▶ DIRECTIONS FOR THIS TASK:
Repeat all of the records verbatim.

▶ SUPPLIED MATERIAL:

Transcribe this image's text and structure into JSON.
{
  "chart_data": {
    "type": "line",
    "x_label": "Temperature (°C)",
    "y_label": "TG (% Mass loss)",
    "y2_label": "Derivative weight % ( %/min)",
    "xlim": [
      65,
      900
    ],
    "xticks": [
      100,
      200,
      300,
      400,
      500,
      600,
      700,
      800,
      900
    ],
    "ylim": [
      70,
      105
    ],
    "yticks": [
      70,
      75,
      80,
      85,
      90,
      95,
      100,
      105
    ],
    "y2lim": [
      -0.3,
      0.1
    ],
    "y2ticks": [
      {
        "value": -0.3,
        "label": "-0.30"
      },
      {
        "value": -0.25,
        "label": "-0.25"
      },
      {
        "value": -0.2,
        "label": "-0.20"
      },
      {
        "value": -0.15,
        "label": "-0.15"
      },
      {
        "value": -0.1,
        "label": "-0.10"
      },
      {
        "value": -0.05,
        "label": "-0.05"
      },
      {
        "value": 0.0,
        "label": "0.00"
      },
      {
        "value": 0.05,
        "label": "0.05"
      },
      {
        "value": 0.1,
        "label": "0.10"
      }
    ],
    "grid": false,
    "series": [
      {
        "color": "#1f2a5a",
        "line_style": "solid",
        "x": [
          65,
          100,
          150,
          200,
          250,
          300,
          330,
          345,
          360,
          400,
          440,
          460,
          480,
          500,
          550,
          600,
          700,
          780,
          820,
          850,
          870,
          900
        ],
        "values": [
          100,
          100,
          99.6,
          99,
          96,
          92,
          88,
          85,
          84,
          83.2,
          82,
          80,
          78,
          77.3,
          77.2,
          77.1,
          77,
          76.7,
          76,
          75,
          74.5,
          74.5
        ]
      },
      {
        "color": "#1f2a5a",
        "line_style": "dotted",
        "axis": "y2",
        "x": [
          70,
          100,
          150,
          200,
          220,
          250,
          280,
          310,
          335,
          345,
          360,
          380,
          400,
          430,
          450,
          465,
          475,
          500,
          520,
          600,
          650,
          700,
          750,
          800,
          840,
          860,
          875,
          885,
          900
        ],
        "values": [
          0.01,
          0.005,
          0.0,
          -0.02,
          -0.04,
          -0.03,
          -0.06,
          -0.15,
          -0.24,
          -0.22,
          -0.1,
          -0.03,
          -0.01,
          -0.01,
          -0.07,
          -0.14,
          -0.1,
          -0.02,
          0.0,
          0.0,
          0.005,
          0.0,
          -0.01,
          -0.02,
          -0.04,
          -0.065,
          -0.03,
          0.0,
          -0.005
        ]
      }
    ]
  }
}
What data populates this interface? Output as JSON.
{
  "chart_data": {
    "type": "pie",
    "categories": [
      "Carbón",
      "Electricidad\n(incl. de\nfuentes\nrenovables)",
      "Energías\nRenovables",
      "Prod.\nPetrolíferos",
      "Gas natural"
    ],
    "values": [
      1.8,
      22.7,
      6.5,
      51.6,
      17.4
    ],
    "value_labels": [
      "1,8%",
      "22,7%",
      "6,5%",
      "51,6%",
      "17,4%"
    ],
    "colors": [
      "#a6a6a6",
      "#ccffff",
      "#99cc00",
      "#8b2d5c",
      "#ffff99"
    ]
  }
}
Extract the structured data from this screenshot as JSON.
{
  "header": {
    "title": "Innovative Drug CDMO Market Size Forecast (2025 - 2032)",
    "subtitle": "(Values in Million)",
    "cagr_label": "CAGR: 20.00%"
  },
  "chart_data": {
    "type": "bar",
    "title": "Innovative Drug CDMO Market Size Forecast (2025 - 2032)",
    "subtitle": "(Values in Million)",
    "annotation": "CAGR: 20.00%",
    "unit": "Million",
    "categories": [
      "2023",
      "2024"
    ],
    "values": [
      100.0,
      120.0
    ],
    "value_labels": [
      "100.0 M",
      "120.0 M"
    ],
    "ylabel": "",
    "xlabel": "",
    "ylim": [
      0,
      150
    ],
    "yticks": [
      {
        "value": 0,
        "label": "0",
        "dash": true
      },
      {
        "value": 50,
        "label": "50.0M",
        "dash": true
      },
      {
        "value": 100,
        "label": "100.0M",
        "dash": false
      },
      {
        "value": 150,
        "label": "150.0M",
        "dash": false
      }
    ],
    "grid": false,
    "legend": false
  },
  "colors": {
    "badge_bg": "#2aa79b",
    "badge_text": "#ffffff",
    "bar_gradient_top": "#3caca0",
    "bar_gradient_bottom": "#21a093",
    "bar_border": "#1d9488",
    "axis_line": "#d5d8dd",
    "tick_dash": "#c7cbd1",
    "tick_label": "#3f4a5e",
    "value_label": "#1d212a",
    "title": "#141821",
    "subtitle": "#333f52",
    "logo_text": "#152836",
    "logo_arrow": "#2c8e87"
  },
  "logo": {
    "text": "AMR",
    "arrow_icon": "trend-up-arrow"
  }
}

▶ ANSWER TO THIS PROBLEM:
Transcribe this image's text and structure into JSON.
{
  "chart_data": {
    "type": "line",
    "x_label": "Temperature (°C)",
    "y_label": "TG (% Mass loss)",
    "y2_label": "Derivative weight % ( %/min)",
    "xlim": [
      65,
      900
    ],
    "xticks": [
      100,
      200,
      300,
      400,
      500,
      600,
      700,
      800,
      900
    ],
    "ylim": [
      70,
      105
    ],
    "yticks": [
      70,
      75,
      80,
      85,
      90,
      95,
      100,
      105
    ],
    "y2lim": [
      -0.3,
      0.1
    ],
    "y2ticks": [
      {
        "value": -0.3,
        "label": "-0.30"
      },
      {
        "value": -0.25,
        "label": "-0.25"
      },
      {
        "value": -0.2,
        "label": "-0.20"
      },
      {
        "value": -0.15,
        "label": "-0.15"
      },
      {
        "value": -0.1,
        "label": "-0.10"
      },
      {
        "value": -0.05,
        "label": "-0.05"
      },
      {
        "value": 0.0,
        "label": "0.00"
      },
      {
        "value": 0.05,
        "label": "0.05"
      },
      {
        "value": 0.1,
        "label": "0.10"
      }
    ],
    "grid": false,
    "series": [
      {
        "color": "#1f2a5a",
        "line_style": "solid",
        "x": [
          65,
          100,
          150,
          200,
          250,
          300,
          330,
          345,
          360,
          400,
          440,
          460,
          480,
          500,
          550,
          600,
          700,
          780,
          820,
          850,
          870,
          900
        ],
        "values": [
          100,
          100,
          99.6,
          99,
          96,
          92,
          88,
          85,
          84,
          83.2,
          82,
          80,
          78,
          77.3,
          77.2,
          77.1,
          77,
          76.7,
          76,
          75,
          74.5,
          74.5
        ]
      },
      {
        "color": "#1f2a5a",
        "line_style": "dotted",
        "axis": "y2",
        "x": [
          70,
          100,
          150,
          200,
          220,
          250,
          280,
          310,
          335,
          345,
          360,
          380,
          400,
          430,
          450,
          465,
          475,
          500,
          520,
          600,
          650,
          700,
          750,
          800,
          840,
          860,
          875,
          885,
          900
        ],
        "values": [
          0.01,
          0.005,
          0.0,
          -0.02,
          -0.04,
          -0.03,
          -0.06,
          -0.15,
          -0.24,
          -0.22,
          -0.1,
          -0.03,
          -0.01,
          -0.01,
          -0.07,
          -0.14,
          -0.1,
          -0.02,
          0.0,
          0.0,
          0.005,
          0.0,
          -0.01,
          -0.02,
          -0.04,
          -0.065,
          -0.03,
          0.0,
          -0.005
        ]
      }
    ]
  }
}
What data populates this interface? Output as JSON.
{
  "chart_data": {
    "type": "pie",
    "categories": [
      "Carbón",
      "Electricidad\n(incl. de\nfuentes\nrenovables)",
      "Energías\nRenovables",
      "Prod.\nPetrolíferos",
      "Gas natural"
    ],
    "values": [
      1.8,
      22.7,
      6.5,
      51.6,
      17.4
    ],
    "value_labels": [
      "1,8%",
      "22,7%",
      "6,5%",
      "51,6%",
      "17,4%"
    ],
    "colors": [
      "#a6a6a6",
      "#ccffff",
      "#99cc00",
      "#8b2d5c",
      "#ffff99"
    ]
  }
}
Extract the structured data from this screenshot as JSON.
{
  "header": {
    "title": "Innovative Drug CDMO Market Size Forecast (2025 - 2032)",
    "subtitle": "(Values in Million)",
    "cagr_label": "CAGR: 20.00%"
  },
  "chart_data": {
    "type": "bar",
    "title": "Innovative Drug CDMO Market Size Forecast (2025 - 2032)",
    "subtitle": "(Values in Million)",
    "annotation": "CAGR: 20.00%",
    "unit": "Million",
    "categories": [
      "2023",
      "2024"
    ],
    "values": [
      100.0,
      120.0
    ],
    "value_labels": [
      "100.0 M",
      "120.0 M"
    ],
    "ylabel": "",
    "xlabel": "",
    "ylim": [
      0,
      150
    ],
    "yticks": [
      {
        "value": 0,
        "label": "0",
        "dash": true
      },
      {
        "value": 50,
        "label": "50.0M",
        "dash": true
      },
      {
        "value": 100,
        "label": "100.0M",
        "dash": false
      },
      {
        "value": 150,
        "label": "150.0M",
        "dash": false
      }
    ],
    "grid": false,
    "legend": false
  },
  "colors": {
    "badge_bg": "#2aa79b",
    "badge_text": "#ffffff",
    "bar_gradient_top": "#3caca0",
    "bar_gradient_bottom": "#21a093",
    "bar_border": "#1d9488",
    "axis_line": "#d5d8dd",
    "tick_dash": "#c7cbd1",
    "tick_label": "#3f4a5e",
    "value_label": "#1d212a",
    "title": "#141821",
    "subtitle": "#333f52",
    "logo_text": "#152836",
    "logo_arrow": "#2c8e87"
  },
  "logo": {
    "text": "AMR",
    "arrow_icon": "trend-up-arrow"
  }
}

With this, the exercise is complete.